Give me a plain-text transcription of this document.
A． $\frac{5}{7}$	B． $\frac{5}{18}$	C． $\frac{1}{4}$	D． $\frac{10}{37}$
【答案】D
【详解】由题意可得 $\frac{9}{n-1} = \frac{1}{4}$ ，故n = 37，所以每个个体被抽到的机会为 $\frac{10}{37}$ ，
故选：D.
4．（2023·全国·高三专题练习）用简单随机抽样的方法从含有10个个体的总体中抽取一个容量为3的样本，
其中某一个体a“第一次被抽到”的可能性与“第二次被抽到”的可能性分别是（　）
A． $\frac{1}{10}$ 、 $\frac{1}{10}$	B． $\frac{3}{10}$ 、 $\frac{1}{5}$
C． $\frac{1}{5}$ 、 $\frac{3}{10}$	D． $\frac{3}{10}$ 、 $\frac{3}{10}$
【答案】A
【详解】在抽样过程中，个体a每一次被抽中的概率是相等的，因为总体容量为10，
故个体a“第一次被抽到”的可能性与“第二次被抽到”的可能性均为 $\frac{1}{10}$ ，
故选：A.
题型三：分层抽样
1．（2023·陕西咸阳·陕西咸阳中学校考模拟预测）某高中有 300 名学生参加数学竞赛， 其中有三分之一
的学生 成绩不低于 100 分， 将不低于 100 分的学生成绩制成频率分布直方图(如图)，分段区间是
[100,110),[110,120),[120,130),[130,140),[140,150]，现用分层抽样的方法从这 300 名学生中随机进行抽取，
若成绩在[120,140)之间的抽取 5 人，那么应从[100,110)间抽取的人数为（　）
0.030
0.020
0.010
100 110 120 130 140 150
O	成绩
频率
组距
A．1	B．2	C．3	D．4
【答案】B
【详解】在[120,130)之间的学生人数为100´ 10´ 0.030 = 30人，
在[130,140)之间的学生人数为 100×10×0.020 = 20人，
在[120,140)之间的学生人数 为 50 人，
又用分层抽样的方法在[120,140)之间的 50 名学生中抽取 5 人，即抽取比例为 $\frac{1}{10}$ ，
══════════════════════════════
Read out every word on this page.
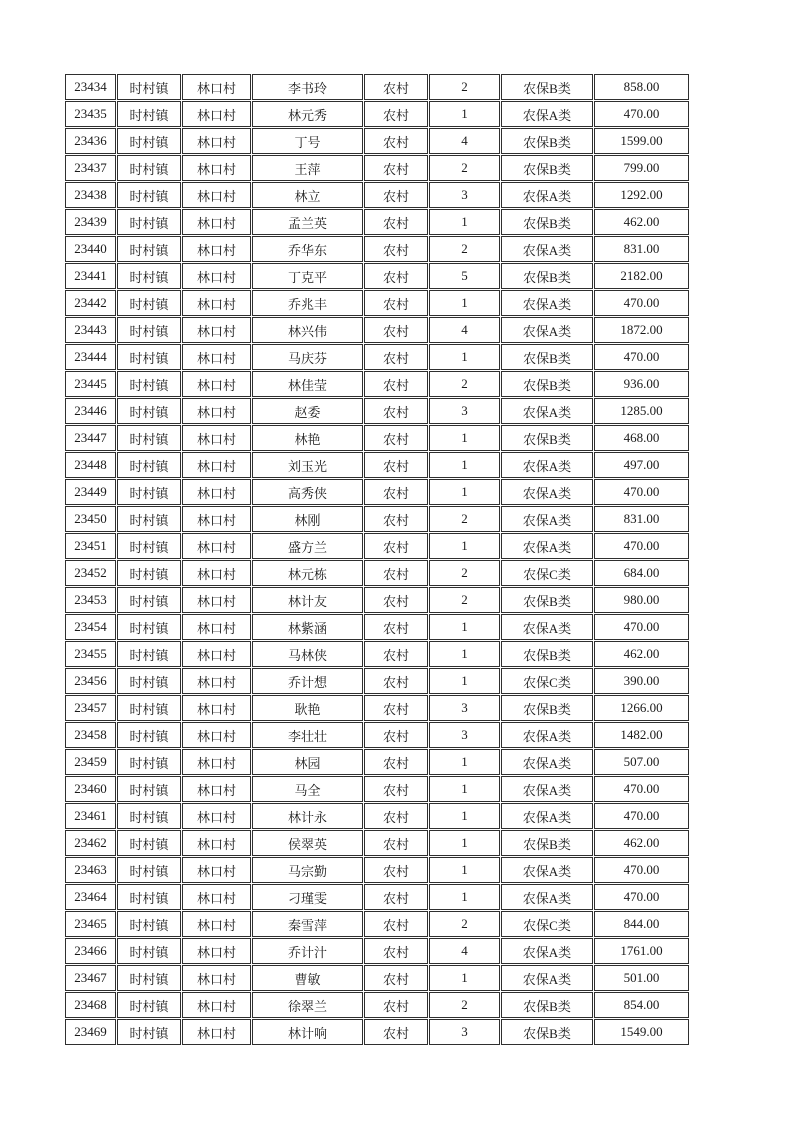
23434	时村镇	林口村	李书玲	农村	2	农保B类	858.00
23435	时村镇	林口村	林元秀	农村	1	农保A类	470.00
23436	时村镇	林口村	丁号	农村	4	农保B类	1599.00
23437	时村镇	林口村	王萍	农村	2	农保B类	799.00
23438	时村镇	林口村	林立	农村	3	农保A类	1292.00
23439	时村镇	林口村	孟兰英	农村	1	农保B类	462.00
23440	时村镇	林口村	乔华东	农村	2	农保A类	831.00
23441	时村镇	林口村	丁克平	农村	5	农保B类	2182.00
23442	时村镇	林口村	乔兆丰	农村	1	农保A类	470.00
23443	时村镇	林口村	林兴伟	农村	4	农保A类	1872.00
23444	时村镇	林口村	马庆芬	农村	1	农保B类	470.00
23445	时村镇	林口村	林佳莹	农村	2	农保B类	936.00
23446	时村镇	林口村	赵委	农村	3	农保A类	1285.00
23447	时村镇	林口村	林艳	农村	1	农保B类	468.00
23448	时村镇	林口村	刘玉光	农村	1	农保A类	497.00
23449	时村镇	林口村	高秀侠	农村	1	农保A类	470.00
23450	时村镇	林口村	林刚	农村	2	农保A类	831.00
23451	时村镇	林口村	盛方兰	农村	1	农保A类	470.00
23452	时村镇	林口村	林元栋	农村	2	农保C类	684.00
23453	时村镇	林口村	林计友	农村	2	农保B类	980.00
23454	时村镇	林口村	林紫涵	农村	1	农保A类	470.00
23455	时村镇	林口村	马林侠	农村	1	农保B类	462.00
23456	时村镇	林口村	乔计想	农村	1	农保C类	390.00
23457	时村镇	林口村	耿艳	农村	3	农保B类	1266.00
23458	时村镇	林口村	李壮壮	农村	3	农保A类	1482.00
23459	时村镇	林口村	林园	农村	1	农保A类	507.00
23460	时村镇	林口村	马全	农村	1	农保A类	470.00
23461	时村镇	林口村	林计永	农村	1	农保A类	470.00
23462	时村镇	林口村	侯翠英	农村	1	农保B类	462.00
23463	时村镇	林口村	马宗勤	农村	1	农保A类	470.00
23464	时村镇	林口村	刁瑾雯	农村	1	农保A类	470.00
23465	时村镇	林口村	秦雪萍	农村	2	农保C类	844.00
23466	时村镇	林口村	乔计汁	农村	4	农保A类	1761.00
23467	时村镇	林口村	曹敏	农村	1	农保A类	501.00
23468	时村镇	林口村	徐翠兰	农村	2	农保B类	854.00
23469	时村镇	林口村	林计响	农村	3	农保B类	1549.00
══════════════════════════════
**Exercise**
Each line containing the word "第二次被抽到" counts once; say how many such lines there are, giving only the number.

**Result of this task**
2